What you need to do. Each entry here needs to be set down again exactly, please; pictures are left out.

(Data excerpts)

☆ ☆ ☆ ☆ ☆ ☆ ☆

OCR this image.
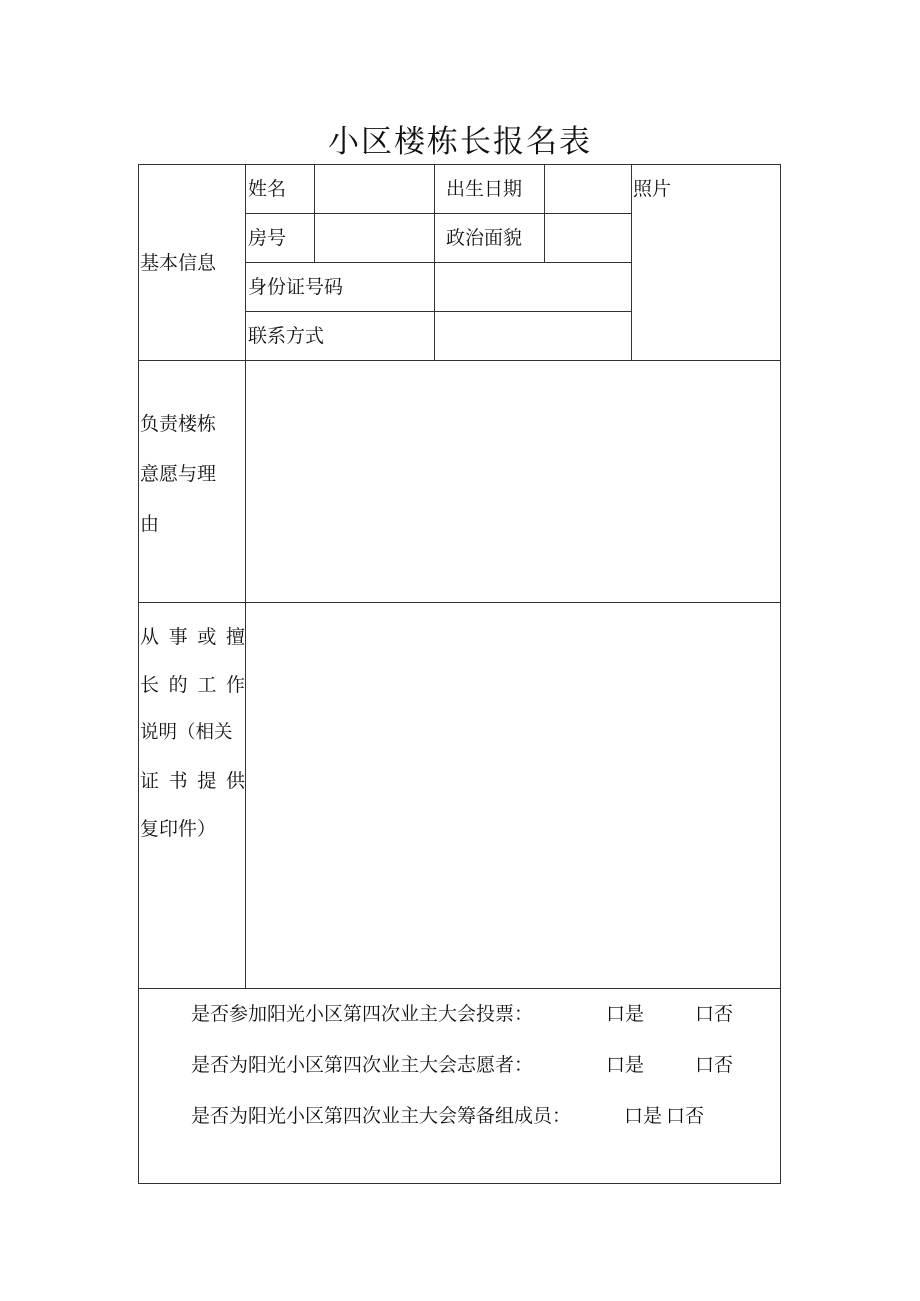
小区楼栋长报名表
基本信息
姓名	出生日期	照片
房号	政治面貌
身份证号码
联系方式
负责楼栋
意愿与理
由
从 事 或 擅
长 的 工 作
说明（相关
证 书 提 供
复印件）
是否参加阳光小区第四次业主大会投票：	口是	口否
是否为阳光小区第四次业主大会志愿者：	口是	口否
是否为阳光小区第四次业主大会筹备组成员：	口是 口否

☆ ☆ ☆ ☆ ☆ ☆ ☆

Exercise response.
OCR this image.
小区楼栋长报名表
基本信息
姓名	出生日期	照片
房号	政治面貌
身份证号码
联系方式
负责楼栋
意愿与理
由
从 事 或 擅
长 的 工 作
说明（相关
证 书 提 供
复印件）
是否参加阳光小区第四次业主大会投票：	口是	口否
是否为阳光小区第四次业主大会志愿者：	口是	口否
是否为阳光小区第四次业主大会筹备组成员：	口是 口否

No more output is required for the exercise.